* **Do this**
Copy each line that holds "content".

.....

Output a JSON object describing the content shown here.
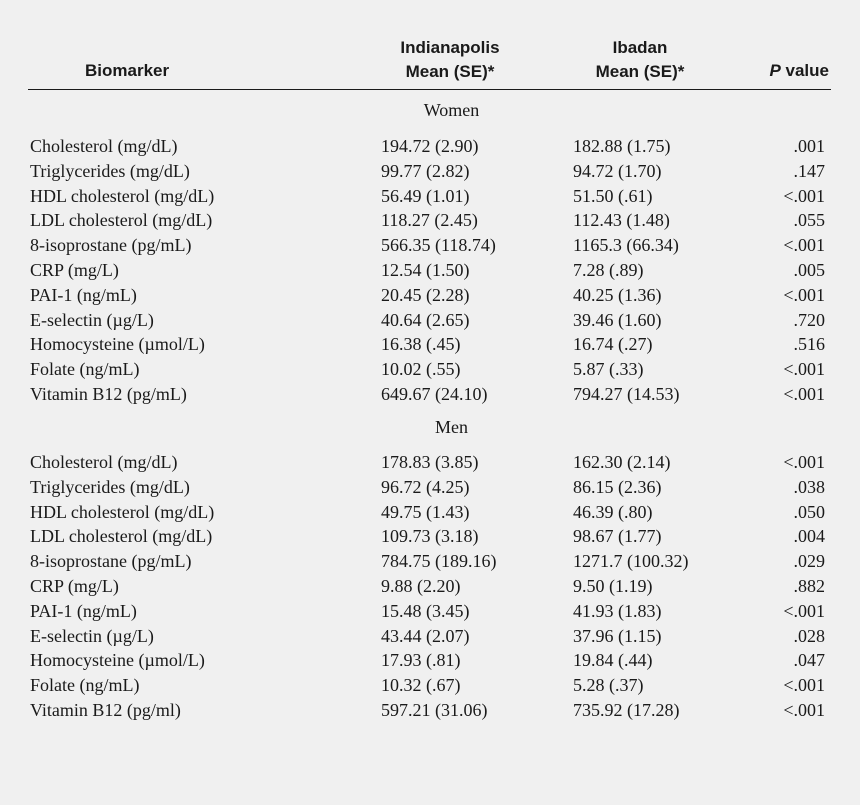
{
  "header": {
    "biomarker": "Biomarker",
    "indianapolis_line1": "Indianapolis",
    "indianapolis_line2": "Mean (SE)*",
    "ibadan_line1": "Ibadan",
    "ibadan_line2": "Mean (SE)*",
    "p_italic": "P",
    "p_rest": " value"
  },
  "sections": [
    {
      "label": "Women",
      "rows": [
        {
          "name": "Cholesterol (mg/dL)",
          "indianapolis": "194.72 (2.90)",
          "ibadan": "182.88 (1.75)",
          "p": ".001"
        },
        {
          "name": "Triglycerides (mg/dL)",
          "indianapolis": "99.77 (2.82)",
          "ibadan": "94.72 (1.70)",
          "p": ".147"
        },
        {
          "name": "HDL cholesterol (mg/dL)",
          "indianapolis": "56.49 (1.01)",
          "ibadan": "51.50 (.61)",
          "p": "<.001"
        },
        {
          "name": "LDL cholesterol (mg/dL)",
          "indianapolis": "118.27 (2.45)",
          "ibadan": "112.43 (1.48)",
          "p": ".055"
        },
        {
          "name": "8-isoprostane (pg/mL)",
          "indianapolis": "566.35 (118.74)",
          "ibadan": "1165.3 (66.34)",
          "p": "<.001"
        },
        {
          "name": "CRP (mg/L)",
          "indianapolis": "12.54 (1.50)",
          "ibadan": "7.28 (.89)",
          "p": ".005"
        },
        {
          "name": "PAI-1 (ng/mL)",
          "indianapolis": "20.45 (2.28)",
          "ibadan": "40.25 (1.36)",
          "p": "<.001"
        },
        {
          "name": "E-selectin (µg/L)",
          "indianapolis": "40.64 (2.65)",
          "ibadan": "39.46 (1.60)",
          "p": ".720"
        },
        {
          "name": "Homocysteine (µmol/L)",
          "indianapolis": "16.38 (.45)",
          "ibadan": "16.74 (.27)",
          "p": ".516"
        },
        {
          "name": "Folate (ng/mL)",
          "indianapolis": "10.02 (.55)",
          "ibadan": "5.87 (.33)",
          "p": "<.001"
        },
        {
          "name": "Vitamin B12 (pg/mL)",
          "indianapolis": "649.67 (24.10)",
          "ibadan": "794.27 (14.53)",
          "p": "<.001"
        }
      ]
    },
    {
      "label": "Men",
      "rows": [
        {
          "name": "Cholesterol (mg/dL)",
          "indianapolis": "178.83 (3.85)",
          "ibadan": "162.30 (2.14)",
          "p": "<.001"
        },
        {
          "name": "Triglycerides (mg/dL)",
          "indianapolis": "96.72 (4.25)",
          "ibadan": "86.15 (2.36)",
          "p": ".038"
        },
        {
          "name": "HDL cholesterol (mg/dL)",
          "indianapolis": "49.75 (1.43)",
          "ibadan": "46.39 (.80)",
          "p": ".050"
        },
        {
          "name": "LDL cholesterol (mg/dL)",
          "indianapolis": "109.73 (3.18)",
          "ibadan": "98.67 (1.77)",
          "p": ".004"
        },
        {
          "name": "8-isoprostane (pg/mL)",
          "indianapolis": "784.75 (189.16)",
          "ibadan": "1271.7 (100.32)",
          "p": ".029"
        },
        {
          "name": "CRP (mg/L)",
          "indianapolis": "9.88 (2.20)",
          "ibadan": "9.50 (1.19)",
          "p": ".882"
        },
        {
          "name": "PAI-1 (ng/mL)",
          "indianapolis": "15.48 (3.45)",
          "ibadan": "41.93 (1.83)",
          "p": "<.001"
        },
        {
          "name": "E-selectin (µg/L)",
          "indianapolis": "43.44 (2.07)",
          "ibadan": "37.96 (1.15)",
          "p": ".028"
        },
        {
          "name": "Homocysteine (µmol/L)",
          "indianapolis": "17.93 (.81)",
          "ibadan": "19.84 (.44)",
          "p": ".047"
        },
        {
          "name": "Folate (ng/mL)",
          "indianapolis": "10.32 (.67)",
          "ibadan": "5.28 (.37)",
          "p": "<.001"
        },
        {
          "name": "Vitamin B12 (pg/ml)",
          "indianapolis": "597.21 (31.06)",
          "ibadan": "735.92 (17.28)",
          "p": "<.001"
        }
      ]
    }
  ]
}
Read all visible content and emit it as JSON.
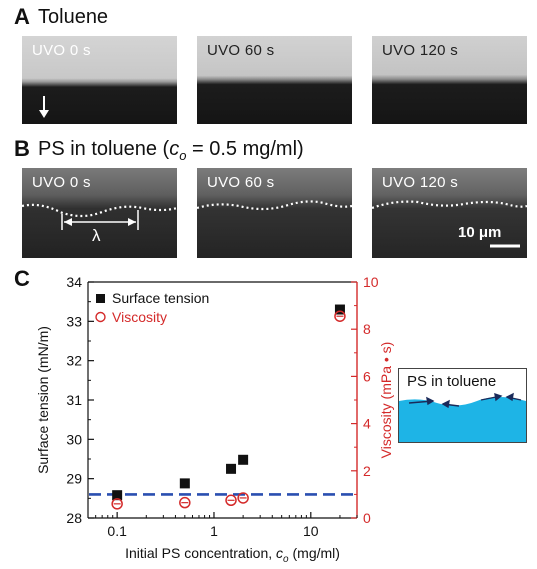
{
  "panel_a": {
    "letter": "A",
    "title": "Toluene",
    "images": [
      {
        "label": "UVO 0 s"
      },
      {
        "label": "UVO 60 s"
      },
      {
        "label": "UVO 120 s"
      }
    ]
  },
  "panel_b": {
    "letter": "B",
    "title_prefix": "PS in toluene (",
    "title_var": "c",
    "title_sub": "o",
    "title_suffix": " = 0.5 mg/ml)",
    "images": [
      {
        "label": "UVO 0 s"
      },
      {
        "label": "UVO 60 s"
      },
      {
        "label": "UVO 120 s"
      }
    ],
    "wavelength_symbol": "λ",
    "scale_bar": "10 μm"
  },
  "panel_c": {
    "letter": "C",
    "inset_title": "PS in toluene",
    "colors": {
      "surface": "#111111",
      "viscosity": "#d42a2a",
      "dashed": "#2a4fb0",
      "liquid": "#1eb4e6"
    }
  },
  "chart_data": {
    "type": "scatter",
    "x_scale": "log",
    "xlabel_prefix": "Initial PS concentration, ",
    "xlabel_var": "c",
    "xlabel_sub": "o",
    "xlabel_suffix": " (mg/ml)",
    "xlim": [
      0.05,
      30
    ],
    "x_ticks": [
      {
        "value": 0.1,
        "label": "0.1"
      },
      {
        "value": 1,
        "label": "1"
      },
      {
        "value": 10,
        "label": "10"
      }
    ],
    "ylabel_left": "Surface tension (mN/m)",
    "ylim_left": [
      28,
      34
    ],
    "y_ticks_left": [
      28,
      29,
      30,
      31,
      32,
      33,
      34
    ],
    "ylabel_right": "Viscosity (mPa • s)",
    "ylim_right": [
      0,
      10
    ],
    "y_ticks_right": [
      0,
      2,
      4,
      6,
      8,
      10
    ],
    "reference_line_left": 28.6,
    "legend_position": "top-left",
    "series": [
      {
        "name": "Surface tension",
        "axis": "left",
        "marker": "square",
        "x": [
          0.1,
          0.5,
          1.5,
          2,
          20
        ],
        "y": [
          28.58,
          28.88,
          29.25,
          29.48,
          33.3
        ]
      },
      {
        "name": "Viscosity",
        "axis": "right",
        "marker": "circle-plus",
        "x": [
          0.1,
          0.5,
          1.5,
          2,
          20
        ],
        "y": [
          0.6,
          0.65,
          0.75,
          0.85,
          8.55
        ]
      }
    ]
  }
}
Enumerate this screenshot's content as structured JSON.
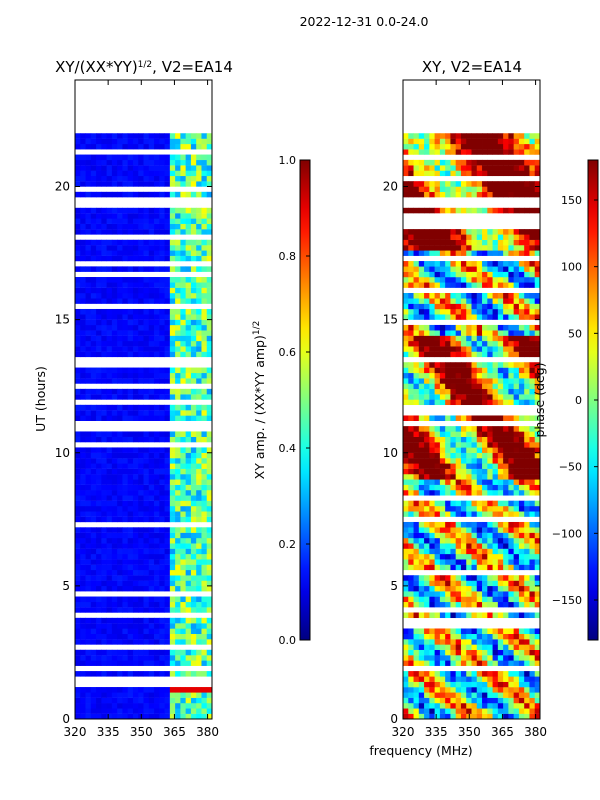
{
  "suptitle": "2022-12-31 0.0-24.0",
  "chart_data": [
    {
      "type": "heatmap",
      "title": "XY/(XX*YY)",
      "title_sup": "1/2",
      "title_suffix": ", V2=EA14",
      "xlabel": "",
      "ylabel": "UT (hours)",
      "xlim": [
        320,
        382
      ],
      "ylim": [
        0,
        24
      ],
      "xticks": [
        320,
        335,
        350,
        365,
        380
      ],
      "yticks": [
        0,
        5,
        10,
        15,
        20
      ],
      "data_extent_hours": [
        0,
        22
      ],
      "colorbar": {
        "label": "XY amp. / (XX*YY amp)",
        "label_sup": "1/2",
        "range": [
          0.0,
          1.0
        ],
        "ticks": [
          "0.0",
          "0.2",
          "0.4",
          "0.6",
          "0.8",
          "1.0"
        ],
        "colormap": "jet"
      },
      "description_values": {
        "low_band_level": 0.1,
        "high_band_level": 0.45,
        "high_band_start_mhz": 362
      }
    },
    {
      "type": "heatmap",
      "title": "XY, V2=EA14",
      "xlabel": "frequency (MHz)",
      "ylabel": "",
      "xlim": [
        320,
        382
      ],
      "ylim": [
        0,
        24
      ],
      "xticks": [
        320,
        335,
        350,
        365,
        380
      ],
      "yticks": [
        0,
        5,
        10,
        15,
        20
      ],
      "data_extent_hours": [
        0,
        22
      ],
      "colorbar": {
        "label": "phase (deg)",
        "range": [
          -180,
          180
        ],
        "ticks": [
          "−150",
          "−100",
          "−50",
          "0",
          "50",
          "100",
          "150"
        ],
        "tick_values": [
          -150,
          -100,
          -50,
          0,
          50,
          100,
          150
        ],
        "colormap": "jet"
      }
    }
  ]
}
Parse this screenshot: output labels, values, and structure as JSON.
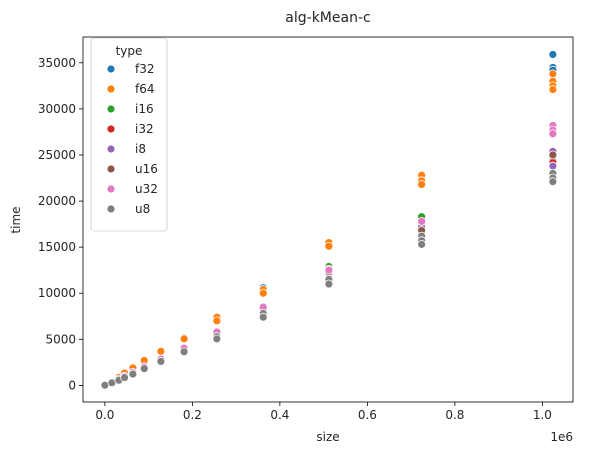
{
  "chart_data": {
    "type": "scatter",
    "title": "alg-kMean-c",
    "xlabel": "size",
    "ylabel": "time",
    "x_offset_label": "1e6",
    "xlim": [
      -0.05,
      1.07
    ],
    "ylim": [
      -1800,
      37800
    ],
    "x_ticks": [
      0.0,
      0.2,
      0.4,
      0.6,
      0.8,
      1.0
    ],
    "x_tick_labels": [
      "0.0",
      "0.2",
      "0.4",
      "0.6",
      "0.8",
      "1.0"
    ],
    "y_ticks": [
      0,
      5000,
      10000,
      15000,
      20000,
      25000,
      30000,
      35000
    ],
    "y_tick_labels": [
      "0",
      "5000",
      "10000",
      "15000",
      "20000",
      "25000",
      "30000",
      "35000"
    ],
    "grid": false,
    "legend": {
      "title": "type",
      "placement": "top-left"
    },
    "series": [
      {
        "name": "f32",
        "color": "#1f77b4",
        "points": [
          [
            0.0,
            30
          ],
          [
            0.016,
            420
          ],
          [
            0.032,
            850
          ],
          [
            0.045,
            1300
          ],
          [
            0.064,
            1850
          ],
          [
            0.09,
            2650
          ],
          [
            0.128,
            3650
          ],
          [
            0.181,
            5150
          ],
          [
            0.256,
            7300
          ],
          [
            0.362,
            10600
          ],
          [
            0.512,
            15300
          ],
          [
            0.724,
            22400
          ],
          [
            1.024,
            35900
          ],
          [
            1.024,
            34500
          ],
          [
            1.024,
            34200
          ]
        ]
      },
      {
        "name": "f64",
        "color": "#ff7f0e",
        "points": [
          [
            0.0,
            35
          ],
          [
            0.016,
            430
          ],
          [
            0.032,
            880
          ],
          [
            0.045,
            1350
          ],
          [
            0.064,
            1900
          ],
          [
            0.09,
            2700
          ],
          [
            0.128,
            3700
          ],
          [
            0.181,
            5050
          ],
          [
            0.256,
            7400
          ],
          [
            0.256,
            7000
          ],
          [
            0.362,
            10400
          ],
          [
            0.362,
            10000
          ],
          [
            0.512,
            15500
          ],
          [
            0.512,
            15100
          ],
          [
            0.724,
            22800
          ],
          [
            0.724,
            22200
          ],
          [
            0.724,
            21800
          ],
          [
            1.024,
            33800
          ],
          [
            1.024,
            33000
          ],
          [
            1.024,
            32500
          ],
          [
            1.024,
            32100
          ]
        ]
      },
      {
        "name": "i16",
        "color": "#2ca02c",
        "points": [
          [
            0.0,
            25
          ],
          [
            0.016,
            320
          ],
          [
            0.032,
            650
          ],
          [
            0.045,
            950
          ],
          [
            0.064,
            1350
          ],
          [
            0.09,
            1950
          ],
          [
            0.128,
            2750
          ],
          [
            0.181,
            3900
          ],
          [
            0.256,
            5600
          ],
          [
            0.362,
            8300
          ],
          [
            0.512,
            12900
          ],
          [
            0.724,
            18300
          ],
          [
            1.024,
            24500
          ]
        ]
      },
      {
        "name": "i32",
        "color": "#d62728",
        "points": [
          [
            0.0,
            25
          ],
          [
            0.016,
            330
          ],
          [
            0.032,
            660
          ],
          [
            0.045,
            970
          ],
          [
            0.064,
            1380
          ],
          [
            0.09,
            1980
          ],
          [
            0.128,
            2800
          ],
          [
            0.181,
            4000
          ],
          [
            0.256,
            5700
          ],
          [
            0.362,
            8400
          ],
          [
            0.512,
            12600
          ],
          [
            0.724,
            17700
          ],
          [
            1.024,
            24200
          ]
        ]
      },
      {
        "name": "i8",
        "color": "#9467bd",
        "points": [
          [
            0.0,
            20
          ],
          [
            0.016,
            300
          ],
          [
            0.032,
            600
          ],
          [
            0.045,
            900
          ],
          [
            0.064,
            1300
          ],
          [
            0.09,
            1900
          ],
          [
            0.128,
            2700
          ],
          [
            0.181,
            3850
          ],
          [
            0.256,
            5500
          ],
          [
            0.362,
            8100
          ],
          [
            0.512,
            12100
          ],
          [
            0.724,
            17200
          ],
          [
            1.024,
            25400
          ],
          [
            1.024,
            23800
          ]
        ]
      },
      {
        "name": "u16",
        "color": "#8c564b",
        "points": [
          [
            0.0,
            22
          ],
          [
            0.016,
            310
          ],
          [
            0.032,
            620
          ],
          [
            0.045,
            920
          ],
          [
            0.064,
            1320
          ],
          [
            0.09,
            1920
          ],
          [
            0.128,
            2720
          ],
          [
            0.181,
            3870
          ],
          [
            0.256,
            5550
          ],
          [
            0.362,
            8200
          ],
          [
            0.512,
            12300
          ],
          [
            0.724,
            16800
          ],
          [
            1.024,
            25000
          ]
        ]
      },
      {
        "name": "u32",
        "color": "#e377c2",
        "points": [
          [
            0.0,
            28
          ],
          [
            0.016,
            340
          ],
          [
            0.032,
            680
          ],
          [
            0.045,
            1000
          ],
          [
            0.064,
            1420
          ],
          [
            0.09,
            2020
          ],
          [
            0.128,
            2850
          ],
          [
            0.181,
            4050
          ],
          [
            0.256,
            5800
          ],
          [
            0.362,
            8500
          ],
          [
            0.512,
            12500
          ],
          [
            0.724,
            17800
          ],
          [
            1.024,
            28200
          ],
          [
            1.024,
            27700
          ],
          [
            1.024,
            27300
          ]
        ]
      },
      {
        "name": "u8",
        "color": "#7f7f7f",
        "points": [
          [
            0.0,
            18
          ],
          [
            0.016,
            280
          ],
          [
            0.032,
            560
          ],
          [
            0.045,
            850
          ],
          [
            0.064,
            1230
          ],
          [
            0.09,
            1820
          ],
          [
            0.128,
            2600
          ],
          [
            0.181,
            3650
          ],
          [
            0.256,
            5300
          ],
          [
            0.256,
            5050
          ],
          [
            0.362,
            7800
          ],
          [
            0.362,
            7400
          ],
          [
            0.512,
            11500
          ],
          [
            0.512,
            11000
          ],
          [
            0.724,
            16200
          ],
          [
            0.724,
            15700
          ],
          [
            0.724,
            15300
          ],
          [
            1.024,
            23000
          ],
          [
            1.024,
            22500
          ],
          [
            1.024,
            22100
          ]
        ]
      }
    ]
  }
}
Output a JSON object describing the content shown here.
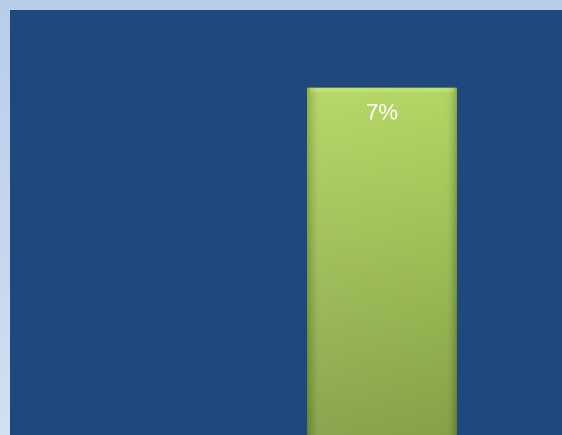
{
  "chart_data": {
    "type": "bar",
    "categories": [
      ""
    ],
    "series": [
      {
        "values": [
          7
        ]
      }
    ],
    "data_labels": [
      "7%"
    ],
    "ylim": [
      0,
      7.8
    ],
    "grid": false,
    "legend": "none",
    "colors": {
      "plot_background": "#1f497d",
      "page_background": "#c5d6ee",
      "bar_top": "#aed45a",
      "bar_bottom": "#7d9c3b",
      "label": "#ffffff"
    }
  }
}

.....

* **Output for this exercise**
Output a JSON object describing the content shown here.
Read all visible content and emit it as JSON.
Enumerate this screenshot's content as structured JSON.
Output a JSON object describing the content shown here.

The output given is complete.